• [Written problem] According to the triple integrals passage, what leads to considering integrals of functions of three variables, and what becomes the domain of integration? Answer in one to three sentences.

• [Text passage]
Triple Integrals
Introduction
Motivated by the concept of double integrals, we want to consider the integrals of functions of three variables. The domain of integration will now be a three-dimensional solid region.
Triple integrals over rectangular boxes
Integral sums
Assume that \(f\) is a function defined on a rectangular box \([a,b]\times [c,d]\times [e,g]\) in the space \(\mathbb R^3\).

• [Recorded data]

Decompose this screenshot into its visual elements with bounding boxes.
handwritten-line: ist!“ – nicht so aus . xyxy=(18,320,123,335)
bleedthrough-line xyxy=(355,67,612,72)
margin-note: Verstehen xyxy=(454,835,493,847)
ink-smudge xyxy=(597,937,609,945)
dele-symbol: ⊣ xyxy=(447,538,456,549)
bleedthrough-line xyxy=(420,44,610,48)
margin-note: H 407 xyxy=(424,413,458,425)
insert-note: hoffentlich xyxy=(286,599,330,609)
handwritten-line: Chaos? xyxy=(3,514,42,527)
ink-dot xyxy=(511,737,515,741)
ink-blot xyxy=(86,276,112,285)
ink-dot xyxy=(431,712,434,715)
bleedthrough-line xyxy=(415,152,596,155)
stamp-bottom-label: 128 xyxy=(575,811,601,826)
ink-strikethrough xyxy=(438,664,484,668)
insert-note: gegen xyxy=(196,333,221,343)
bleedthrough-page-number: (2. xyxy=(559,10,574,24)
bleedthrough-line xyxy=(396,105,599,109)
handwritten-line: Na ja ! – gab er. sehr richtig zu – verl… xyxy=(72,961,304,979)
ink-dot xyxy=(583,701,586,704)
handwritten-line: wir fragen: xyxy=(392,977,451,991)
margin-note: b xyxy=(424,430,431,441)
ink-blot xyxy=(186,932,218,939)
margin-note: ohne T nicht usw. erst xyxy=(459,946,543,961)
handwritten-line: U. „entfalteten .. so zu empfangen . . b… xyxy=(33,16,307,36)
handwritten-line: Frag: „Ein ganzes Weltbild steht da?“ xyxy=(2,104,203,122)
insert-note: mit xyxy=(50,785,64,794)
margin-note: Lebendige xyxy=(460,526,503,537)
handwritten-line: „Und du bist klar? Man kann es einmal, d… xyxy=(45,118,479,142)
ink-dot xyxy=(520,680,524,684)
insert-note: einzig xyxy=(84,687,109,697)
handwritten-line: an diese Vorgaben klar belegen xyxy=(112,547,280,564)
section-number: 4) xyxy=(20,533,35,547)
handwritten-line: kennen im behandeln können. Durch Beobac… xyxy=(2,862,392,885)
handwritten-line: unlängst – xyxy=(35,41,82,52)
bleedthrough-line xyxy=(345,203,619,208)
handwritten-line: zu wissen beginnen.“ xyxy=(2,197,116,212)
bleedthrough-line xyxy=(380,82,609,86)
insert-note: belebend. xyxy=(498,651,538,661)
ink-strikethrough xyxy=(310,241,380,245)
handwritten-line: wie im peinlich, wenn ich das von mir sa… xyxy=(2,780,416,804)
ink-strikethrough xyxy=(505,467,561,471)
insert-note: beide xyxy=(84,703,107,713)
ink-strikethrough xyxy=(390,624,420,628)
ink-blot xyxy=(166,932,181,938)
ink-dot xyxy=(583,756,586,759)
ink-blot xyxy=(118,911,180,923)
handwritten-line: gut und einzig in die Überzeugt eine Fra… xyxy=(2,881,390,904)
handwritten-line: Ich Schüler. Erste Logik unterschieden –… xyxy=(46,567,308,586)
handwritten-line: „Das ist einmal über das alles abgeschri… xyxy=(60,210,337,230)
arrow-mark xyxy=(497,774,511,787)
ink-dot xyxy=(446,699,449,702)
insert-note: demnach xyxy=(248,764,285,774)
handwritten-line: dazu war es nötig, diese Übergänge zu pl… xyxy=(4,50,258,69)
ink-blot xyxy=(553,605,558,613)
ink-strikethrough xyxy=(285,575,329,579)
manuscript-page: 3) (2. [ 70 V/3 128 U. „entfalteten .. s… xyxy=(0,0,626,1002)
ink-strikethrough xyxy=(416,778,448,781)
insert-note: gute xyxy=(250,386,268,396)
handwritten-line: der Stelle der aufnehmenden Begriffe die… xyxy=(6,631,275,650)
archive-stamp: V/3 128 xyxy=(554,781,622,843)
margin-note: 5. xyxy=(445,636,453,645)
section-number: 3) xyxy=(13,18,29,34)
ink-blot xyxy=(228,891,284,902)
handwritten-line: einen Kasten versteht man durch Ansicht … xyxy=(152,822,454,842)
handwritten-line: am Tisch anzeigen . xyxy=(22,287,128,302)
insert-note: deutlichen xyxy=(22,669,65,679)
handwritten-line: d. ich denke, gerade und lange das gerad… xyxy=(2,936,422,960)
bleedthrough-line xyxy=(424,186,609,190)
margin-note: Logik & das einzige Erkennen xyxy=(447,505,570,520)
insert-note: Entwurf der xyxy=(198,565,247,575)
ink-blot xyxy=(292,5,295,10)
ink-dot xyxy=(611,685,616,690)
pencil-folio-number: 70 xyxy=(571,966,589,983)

• [Written response] The concept of double integrals motivates considering integrals of functions of three variables. The domain of integration then becomes a three-dimensional solid region.